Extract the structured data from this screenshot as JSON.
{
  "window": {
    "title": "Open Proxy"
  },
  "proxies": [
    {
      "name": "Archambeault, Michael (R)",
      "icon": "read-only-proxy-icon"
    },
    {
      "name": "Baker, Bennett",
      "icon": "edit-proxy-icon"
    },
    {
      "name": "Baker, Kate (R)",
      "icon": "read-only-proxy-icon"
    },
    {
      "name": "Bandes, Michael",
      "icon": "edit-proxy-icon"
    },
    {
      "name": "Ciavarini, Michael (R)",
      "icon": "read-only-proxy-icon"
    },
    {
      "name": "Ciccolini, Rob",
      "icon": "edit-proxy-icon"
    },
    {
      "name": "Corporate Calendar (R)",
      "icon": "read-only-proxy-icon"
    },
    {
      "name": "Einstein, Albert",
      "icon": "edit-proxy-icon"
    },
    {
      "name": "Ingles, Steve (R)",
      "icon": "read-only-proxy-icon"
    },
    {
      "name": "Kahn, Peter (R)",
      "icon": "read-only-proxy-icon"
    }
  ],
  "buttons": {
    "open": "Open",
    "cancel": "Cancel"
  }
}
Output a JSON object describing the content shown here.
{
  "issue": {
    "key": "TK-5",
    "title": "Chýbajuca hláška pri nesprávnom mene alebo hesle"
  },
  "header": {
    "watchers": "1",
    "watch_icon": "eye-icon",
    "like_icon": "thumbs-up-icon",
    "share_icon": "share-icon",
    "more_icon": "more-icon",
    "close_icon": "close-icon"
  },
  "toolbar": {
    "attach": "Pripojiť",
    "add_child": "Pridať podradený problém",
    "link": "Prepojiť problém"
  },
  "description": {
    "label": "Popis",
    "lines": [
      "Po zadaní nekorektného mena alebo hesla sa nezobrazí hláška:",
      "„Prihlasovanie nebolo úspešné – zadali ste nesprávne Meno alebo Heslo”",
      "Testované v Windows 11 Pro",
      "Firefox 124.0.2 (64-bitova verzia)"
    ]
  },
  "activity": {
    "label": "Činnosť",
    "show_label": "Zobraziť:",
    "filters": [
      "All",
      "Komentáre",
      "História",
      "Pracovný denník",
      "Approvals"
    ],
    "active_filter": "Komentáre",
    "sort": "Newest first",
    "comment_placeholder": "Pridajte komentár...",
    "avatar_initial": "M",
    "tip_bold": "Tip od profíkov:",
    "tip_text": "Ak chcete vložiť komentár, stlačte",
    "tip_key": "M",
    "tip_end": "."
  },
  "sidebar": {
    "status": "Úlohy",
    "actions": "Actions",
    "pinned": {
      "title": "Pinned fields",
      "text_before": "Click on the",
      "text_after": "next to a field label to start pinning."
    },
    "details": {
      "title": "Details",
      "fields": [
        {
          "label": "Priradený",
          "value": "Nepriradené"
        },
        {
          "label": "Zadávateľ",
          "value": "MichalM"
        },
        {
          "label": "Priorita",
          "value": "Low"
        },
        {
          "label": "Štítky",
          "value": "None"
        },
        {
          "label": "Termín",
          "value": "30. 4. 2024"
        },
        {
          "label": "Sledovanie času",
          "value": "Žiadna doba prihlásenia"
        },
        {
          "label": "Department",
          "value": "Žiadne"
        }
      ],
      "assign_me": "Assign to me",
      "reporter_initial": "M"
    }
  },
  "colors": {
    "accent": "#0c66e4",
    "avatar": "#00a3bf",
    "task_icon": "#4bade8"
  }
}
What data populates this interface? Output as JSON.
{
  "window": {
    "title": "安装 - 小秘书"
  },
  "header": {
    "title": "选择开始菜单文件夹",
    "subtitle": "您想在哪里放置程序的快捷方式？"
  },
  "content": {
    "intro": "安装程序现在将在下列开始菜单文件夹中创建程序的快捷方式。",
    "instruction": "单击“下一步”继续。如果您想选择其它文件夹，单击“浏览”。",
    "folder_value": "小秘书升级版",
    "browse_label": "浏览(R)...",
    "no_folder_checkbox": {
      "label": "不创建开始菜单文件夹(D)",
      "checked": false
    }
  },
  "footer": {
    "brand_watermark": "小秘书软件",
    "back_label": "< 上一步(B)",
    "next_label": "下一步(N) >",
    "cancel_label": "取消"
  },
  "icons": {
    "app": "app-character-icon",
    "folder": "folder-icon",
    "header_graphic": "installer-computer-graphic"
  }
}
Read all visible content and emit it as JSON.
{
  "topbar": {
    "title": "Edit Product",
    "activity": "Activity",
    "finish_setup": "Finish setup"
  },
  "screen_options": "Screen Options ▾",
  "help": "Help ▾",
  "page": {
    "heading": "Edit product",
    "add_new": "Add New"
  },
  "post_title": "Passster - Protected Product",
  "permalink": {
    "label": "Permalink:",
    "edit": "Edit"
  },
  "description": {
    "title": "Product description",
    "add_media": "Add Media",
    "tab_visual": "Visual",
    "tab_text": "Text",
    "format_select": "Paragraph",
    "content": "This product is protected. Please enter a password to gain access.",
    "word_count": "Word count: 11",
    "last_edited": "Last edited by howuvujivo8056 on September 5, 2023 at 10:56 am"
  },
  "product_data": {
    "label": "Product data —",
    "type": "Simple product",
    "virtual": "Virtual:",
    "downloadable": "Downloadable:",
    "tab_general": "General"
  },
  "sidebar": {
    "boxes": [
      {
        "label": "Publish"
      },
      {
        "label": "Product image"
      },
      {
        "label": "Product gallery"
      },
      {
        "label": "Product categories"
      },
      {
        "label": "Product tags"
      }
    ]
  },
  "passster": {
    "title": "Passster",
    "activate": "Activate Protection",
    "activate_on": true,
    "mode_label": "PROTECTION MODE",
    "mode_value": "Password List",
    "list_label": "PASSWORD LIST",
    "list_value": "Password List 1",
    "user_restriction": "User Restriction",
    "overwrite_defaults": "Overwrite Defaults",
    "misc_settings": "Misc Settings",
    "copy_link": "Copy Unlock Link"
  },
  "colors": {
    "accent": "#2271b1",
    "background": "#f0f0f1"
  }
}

=======

• _WRITTEN PROBLEM_: Exact copies of all the records are required.

• _SOLUTION_:
Extract the structured data from this screenshot as JSON.
{
  "window": {
    "title": "Open Proxy"
  },
  "proxies": [
    {
      "name": "Archambeault, Michael (R)",
      "icon": "read-only-proxy-icon"
    },
    {
      "name": "Baker, Bennett",
      "icon": "edit-proxy-icon"
    },
    {
      "name": "Baker, Kate (R)",
      "icon": "read-only-proxy-icon"
    },
    {
      "name": "Bandes, Michael",
      "icon": "edit-proxy-icon"
    },
    {
      "name": "Ciavarini, Michael (R)",
      "icon": "read-only-proxy-icon"
    },
    {
      "name": "Ciccolini, Rob",
      "icon": "edit-proxy-icon"
    },
    {
      "name": "Corporate Calendar (R)",
      "icon": "read-only-proxy-icon"
    },
    {
      "name": "Einstein, Albert",
      "icon": "edit-proxy-icon"
    },
    {
      "name": "Ingles, Steve (R)",
      "icon": "read-only-proxy-icon"
    },
    {
      "name": "Kahn, Peter (R)",
      "icon": "read-only-proxy-icon"
    }
  ],
  "buttons": {
    "open": "Open",
    "cancel": "Cancel"
  }
}
Output a JSON object describing the content shown here.
{
  "issue": {
    "key": "TK-5",
    "title": "Chýbajuca hláška pri nesprávnom mene alebo hesle"
  },
  "header": {
    "watchers": "1",
    "watch_icon": "eye-icon",
    "like_icon": "thumbs-up-icon",
    "share_icon": "share-icon",
    "more_icon": "more-icon",
    "close_icon": "close-icon"
  },
  "toolbar": {
    "attach": "Pripojiť",
    "add_child": "Pridať podradený problém",
    "link": "Prepojiť problém"
  },
  "description": {
    "label": "Popis",
    "lines": [
      "Po zadaní nekorektného mena alebo hesla sa nezobrazí hláška:",
      "„Prihlasovanie nebolo úspešné – zadali ste nesprávne Meno alebo Heslo”",
      "Testované v Windows 11 Pro",
      "Firefox 124.0.2 (64-bitova verzia)"
    ]
  },
  "activity": {
    "label": "Činnosť",
    "show_label": "Zobraziť:",
    "filters": [
      "All",
      "Komentáre",
      "História",
      "Pracovný denník",
      "Approvals"
    ],
    "active_filter": "Komentáre",
    "sort": "Newest first",
    "comment_placeholder": "Pridajte komentár...",
    "avatar_initial": "M",
    "tip_bold": "Tip od profíkov:",
    "tip_text": "Ak chcete vložiť komentár, stlačte",
    "tip_key": "M",
    "tip_end": "."
  },
  "sidebar": {
    "status": "Úlohy",
    "actions": "Actions",
    "pinned": {
      "title": "Pinned fields",
      "text_before": "Click on the",
      "text_after": "next to a field label to start pinning."
    },
    "details": {
      "title": "Details",
      "fields": [
        {
          "label": "Priradený",
          "value": "Nepriradené"
        },
        {
          "label": "Zadávateľ",
          "value": "MichalM"
        },
        {
          "label": "Priorita",
          "value": "Low"
        },
        {
          "label": "Štítky",
          "value": "None"
        },
        {
          "label": "Termín",
          "value": "30. 4. 2024"
        },
        {
          "label": "Sledovanie času",
          "value": "Žiadna doba prihlásenia"
        },
        {
          "label": "Department",
          "value": "Žiadne"
        }
      ],
      "assign_me": "Assign to me",
      "reporter_initial": "M"
    }
  },
  "colors": {
    "accent": "#0c66e4",
    "avatar": "#00a3bf",
    "task_icon": "#4bade8"
  }
}
What data populates this interface? Output as JSON.
{
  "window": {
    "title": "安装 - 小秘书"
  },
  "header": {
    "title": "选择开始菜单文件夹",
    "subtitle": "您想在哪里放置程序的快捷方式？"
  },
  "content": {
    "intro": "安装程序现在将在下列开始菜单文件夹中创建程序的快捷方式。",
    "instruction": "单击“下一步”继续。如果您想选择其它文件夹，单击“浏览”。",
    "folder_value": "小秘书升级版",
    "browse_label": "浏览(R)...",
    "no_folder_checkbox": {
      "label": "不创建开始菜单文件夹(D)",
      "checked": false
    }
  },
  "footer": {
    "brand_watermark": "小秘书软件",
    "back_label": "< 上一步(B)",
    "next_label": "下一步(N) >",
    "cancel_label": "取消"
  },
  "icons": {
    "app": "app-character-icon",
    "folder": "folder-icon",
    "header_graphic": "installer-computer-graphic"
  }
}
Read all visible content and emit it as JSON.
{
  "topbar": {
    "title": "Edit Product",
    "activity": "Activity",
    "finish_setup": "Finish setup"
  },
  "screen_options": "Screen Options ▾",
  "help": "Help ▾",
  "page": {
    "heading": "Edit product",
    "add_new": "Add New"
  },
  "post_title": "Passster - Protected Product",
  "permalink": {
    "label": "Permalink:",
    "edit": "Edit"
  },
  "description": {
    "title": "Product description",
    "add_media": "Add Media",
    "tab_visual": "Visual",
    "tab_text": "Text",
    "format_select": "Paragraph",
    "content": "This product is protected. Please enter a password to gain access.",
    "word_count": "Word count: 11",
    "last_edited": "Last edited by howuvujivo8056 on September 5, 2023 at 10:56 am"
  },
  "product_data": {
    "label": "Product data —",
    "type": "Simple product",
    "virtual": "Virtual:",
    "downloadable": "Downloadable:",
    "tab_general": "General"
  },
  "sidebar": {
    "boxes": [
      {
        "label": "Publish"
      },
      {
        "label": "Product image"
      },
      {
        "label": "Product gallery"
      },
      {
        "label": "Product categories"
      },
      {
        "label": "Product tags"
      }
    ]
  },
  "passster": {
    "title": "Passster",
    "activate": "Activate Protection",
    "activate_on": true,
    "mode_label": "PROTECTION MODE",
    "mode_value": "Password List",
    "list_label": "PASSWORD LIST",
    "list_value": "Password List 1",
    "user_restriction": "User Restriction",
    "overwrite_defaults": "Overwrite Defaults",
    "misc_settings": "Misc Settings",
    "copy_link": "Copy Unlock Link"
  },
  "colors": {
    "accent": "#2271b1",
    "background": "#f0f0f1"
  }
}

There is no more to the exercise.